== WHAT THE TASK ASKS ==
Transcribe each record below word for word.

== DATASET ==
# # # # # # #

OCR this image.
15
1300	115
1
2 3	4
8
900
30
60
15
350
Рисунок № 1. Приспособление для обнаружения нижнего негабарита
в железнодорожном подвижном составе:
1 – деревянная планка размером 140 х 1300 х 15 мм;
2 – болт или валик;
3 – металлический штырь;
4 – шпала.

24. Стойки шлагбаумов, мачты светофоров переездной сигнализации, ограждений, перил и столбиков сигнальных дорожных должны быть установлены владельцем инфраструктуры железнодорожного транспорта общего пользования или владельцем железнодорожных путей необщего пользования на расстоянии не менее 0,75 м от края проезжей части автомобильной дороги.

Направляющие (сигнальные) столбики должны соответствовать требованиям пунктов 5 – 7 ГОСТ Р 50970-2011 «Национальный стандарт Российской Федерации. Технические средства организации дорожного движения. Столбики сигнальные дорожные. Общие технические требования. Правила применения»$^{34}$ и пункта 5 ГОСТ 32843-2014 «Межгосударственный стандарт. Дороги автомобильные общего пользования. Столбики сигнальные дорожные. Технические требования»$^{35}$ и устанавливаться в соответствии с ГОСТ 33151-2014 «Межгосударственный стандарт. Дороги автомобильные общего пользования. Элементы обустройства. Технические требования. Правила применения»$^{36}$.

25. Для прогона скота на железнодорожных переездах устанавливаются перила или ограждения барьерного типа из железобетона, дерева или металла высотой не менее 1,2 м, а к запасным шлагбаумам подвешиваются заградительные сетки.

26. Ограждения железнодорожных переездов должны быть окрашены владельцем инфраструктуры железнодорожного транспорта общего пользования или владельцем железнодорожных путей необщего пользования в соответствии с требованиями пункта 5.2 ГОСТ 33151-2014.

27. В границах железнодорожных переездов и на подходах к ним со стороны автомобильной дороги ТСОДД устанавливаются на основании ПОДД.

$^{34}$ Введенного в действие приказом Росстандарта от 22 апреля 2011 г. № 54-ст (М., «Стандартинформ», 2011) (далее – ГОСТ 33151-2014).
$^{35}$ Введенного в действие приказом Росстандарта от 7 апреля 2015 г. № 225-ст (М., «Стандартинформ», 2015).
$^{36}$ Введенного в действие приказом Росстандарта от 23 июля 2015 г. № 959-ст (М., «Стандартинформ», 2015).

# # # # # # #

== EXERCISE RESPONSE ==
OCR this image.
15
1300	115
1
2 3	4
8
900
30
60
15
350
Рисунок № 1. Приспособление для обнаружения нижнего негабарита
в железнодорожном подвижном составе:
1 – деревянная планка размером 140 х 1300 х 15 мм;
2 – болт или валик;
3 – металлический штырь;
4 – шпала.

24. Стойки шлагбаумов, мачты светофоров переездной сигнализации, ограждений, перил и столбиков сигнальных дорожных должны быть установлены владельцем инфраструктуры железнодорожного транспорта общего пользования или владельцем железнодорожных путей необщего пользования на расстоянии не менее 0,75 м от края проезжей части автомобильной дороги.

Направляющие (сигнальные) столбики должны соответствовать требованиям пунктов 5 – 7 ГОСТ Р 50970-2011 «Национальный стандарт Российской Федерации. Технические средства организации дорожного движения. Столбики сигнальные дорожные. Общие технические требования. Правила применения»$^{34}$ и пункта 5 ГОСТ 32843-2014 «Межгосударственный стандарт. Дороги автомобильные общего пользования. Столбики сигнальные дорожные. Технические требования»$^{35}$ и устанавливаться в соответствии с ГОСТ 33151-2014 «Межгосударственный стандарт. Дороги автомобильные общего пользования. Элементы обустройства. Технические требования. Правила применения»$^{36}$.

25. Для прогона скота на железнодорожных переездах устанавливаются перила или ограждения барьерного типа из железобетона, дерева или металла высотой не менее 1,2 м, а к запасным шлагбаумам подвешиваются заградительные сетки.

26. Ограждения железнодорожных переездов должны быть окрашены владельцем инфраструктуры железнодорожного транспорта общего пользования или владельцем железнодорожных путей необщего пользования в соответствии с требованиями пункта 5.2 ГОСТ 33151-2014.

27. В границах железнодорожных переездов и на подходах к ним со стороны автомобильной дороги ТСОДД устанавливаются на основании ПОДД.

$^{34}$ Введенного в действие приказом Росстандарта от 22 апреля 2011 г. № 54-ст (М., «Стандартинформ», 2011) (далее – ГОСТ 33151-2014).
$^{35}$ Введенного в действие приказом Росстандарта от 7 апреля 2015 г. № 225-ст (М., «Стандартинформ», 2015).
$^{36}$ Введенного в действие приказом Росстандарта от 23 июля 2015 г. № 959-ст (М., «Стандартинформ», 2015).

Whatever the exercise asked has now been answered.